Text under study:

== == ==

Discriminated by structure, not a tag. Serde tries each variant in order until one succeeds. Watch for ambiguity — if two variants could match the same input, serde uses the first match.

## Field Attributes

### rename_all

Converts Rust's `snake_case` to the wire format's convention.

```rust
#[derive(Serialize, Deserialize)]
#[serde(rename_all = "camelCase")]
struct ApiResponse {
    user_name: String,      // → "userName"
    created_at: DateTime,   // → "createdAt"
}

#[derive(Serialize, Deserialize)]
#[serde(rename_all = "snake_case")]
enum Status {
    InProgress,  // → "in_progress"
    Complete,    // → "complete"
}
```

Common values: `camelCase`, `snake_case`, `SCREAMING_SNAKE_CASE`, `kebab-case`, `lowercase`, `UPPERCASE`.

### skip_serializing_if

Omits fields from output when a condition is true. Essential for clean API responses.

```rust
#[derive(Serialize)]
struct User {
    name: String,
    #[serde(skip_serializing_if = "Option::is_none")]
    email: Option<String>,
    #[serde(skip_serializing_if = "Vec::is_empty")]
    tags: Vec<String>,
}
// With email=None, tags=[]: {"name": "Alice"}
// Without skip: {"name": "Alice", "email": null, "tags": []}
```

### default

Provides fallback values during deserialization when a field is missing.

```rust
#[derive(Deserialize)]
struct Config {
    host: String,
    #[serde(default = "default_port")]
    port: u16,
    #[serde(default)]  // uses Default::default()
    debug: bool,
}

fn default_port() -> u16 { 8080 }
```

### flatten

Inlines a struct's fields into the parent. Useful for composition but can cause subtle issues.

```rust
#[derive(Serialize, Deserialize)]
struct Request {
    id: Uuid,
    #[serde(flatten)]
    metadata: Metadata,  // metadata fields appear at top level
}

#[derive(Serialize, Deserialize)]
struct Metadata {
    timestamp: DateTime<Utc>,
    source: String,
}
// JSON: {"id": "...", "timestamp": "...", "source": "..."}
```

**Pitfall:** If `Request` and `Metadata` have a field with the same name, one silently wins. Use `#[serde(flatten)]` only when field names are guaranteed not to collide.

## Edition 2024: Reserved `gen` Keyword

In Rust edition 2024, `gen` is a reserved keyword. Any serde field or enum variant named `gen` will fail to compile. Use `r#gen` as the Rust identifier and `#[serde(rename)]` to preserve the wire format name.

```rust
// BAD — fails to compile on edition 2024
#[derive(Serialize, Deserialize)]
struct Model {
    gen: u32,
}

// GOOD — compiles on edition 2024, wire format unchanged
#[derive(Serialize, Deserialize)]
struct Model {
    #[serde(rename = "gen")]
    r#gen: u32,
}

// GOOD — enum variant
#[derive(Serialize, Deserialize)]
enum Phase {
    #[serde(rename = "gen")]
    Generation,
    Evaluation,
}
```

This also applies to `#[serde(alias = "gen")]` — the alias string is fine, but the Rust identifier must use `r#gen`.

== == ==

Recorded information:

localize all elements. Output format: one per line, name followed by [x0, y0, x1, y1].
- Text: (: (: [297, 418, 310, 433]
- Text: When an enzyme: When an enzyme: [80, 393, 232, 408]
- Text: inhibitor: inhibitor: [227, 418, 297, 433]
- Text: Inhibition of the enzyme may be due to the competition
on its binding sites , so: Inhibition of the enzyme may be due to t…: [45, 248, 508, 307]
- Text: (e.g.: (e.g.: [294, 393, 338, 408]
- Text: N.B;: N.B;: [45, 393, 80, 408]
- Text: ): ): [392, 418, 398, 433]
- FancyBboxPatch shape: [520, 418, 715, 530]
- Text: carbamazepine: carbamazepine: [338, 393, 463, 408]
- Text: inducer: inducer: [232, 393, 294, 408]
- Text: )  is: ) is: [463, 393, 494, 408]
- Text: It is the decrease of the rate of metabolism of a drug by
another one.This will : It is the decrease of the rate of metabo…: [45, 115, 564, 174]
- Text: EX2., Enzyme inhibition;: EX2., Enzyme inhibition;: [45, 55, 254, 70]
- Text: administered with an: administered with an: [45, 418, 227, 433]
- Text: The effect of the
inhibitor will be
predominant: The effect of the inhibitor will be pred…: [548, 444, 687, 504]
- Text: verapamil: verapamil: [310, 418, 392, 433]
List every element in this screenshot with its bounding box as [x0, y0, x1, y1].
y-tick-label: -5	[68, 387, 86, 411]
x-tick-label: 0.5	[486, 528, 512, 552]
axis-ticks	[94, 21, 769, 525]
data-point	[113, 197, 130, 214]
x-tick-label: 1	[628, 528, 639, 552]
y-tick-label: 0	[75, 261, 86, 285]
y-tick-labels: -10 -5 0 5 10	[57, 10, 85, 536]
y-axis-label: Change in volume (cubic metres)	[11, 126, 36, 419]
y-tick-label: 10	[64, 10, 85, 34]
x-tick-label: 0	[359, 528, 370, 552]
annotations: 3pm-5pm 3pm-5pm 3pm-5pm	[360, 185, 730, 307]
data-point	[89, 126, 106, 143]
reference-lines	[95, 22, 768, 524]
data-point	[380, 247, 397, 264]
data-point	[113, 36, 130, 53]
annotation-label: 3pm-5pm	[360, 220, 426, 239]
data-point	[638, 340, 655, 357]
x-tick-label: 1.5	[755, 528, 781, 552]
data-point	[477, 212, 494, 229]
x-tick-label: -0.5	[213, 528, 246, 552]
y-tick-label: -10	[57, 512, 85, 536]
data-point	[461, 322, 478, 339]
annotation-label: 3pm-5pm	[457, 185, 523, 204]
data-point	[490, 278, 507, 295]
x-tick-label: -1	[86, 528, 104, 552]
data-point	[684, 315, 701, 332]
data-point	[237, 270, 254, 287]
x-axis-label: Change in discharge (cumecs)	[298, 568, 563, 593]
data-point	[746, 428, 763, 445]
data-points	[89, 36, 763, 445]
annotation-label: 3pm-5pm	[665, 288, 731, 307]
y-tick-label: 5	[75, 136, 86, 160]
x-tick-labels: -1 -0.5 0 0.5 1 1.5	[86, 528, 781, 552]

== == ==

Work request:
From the text on serde attributes, repeat the passage starting at "## Edition 2024: Reserved" and ending at "wire format name.", word for word.

Exercise output:
## Edition 2024: Reserved `gen` Keyword

In Rust edition 2024, `gen` is a reserved keyword. Any serde field or enum variant named `gen` will fail to compile. Use `r#gen` as the Rust identifier and `#[serde(rename)]` to preserve the wire format name.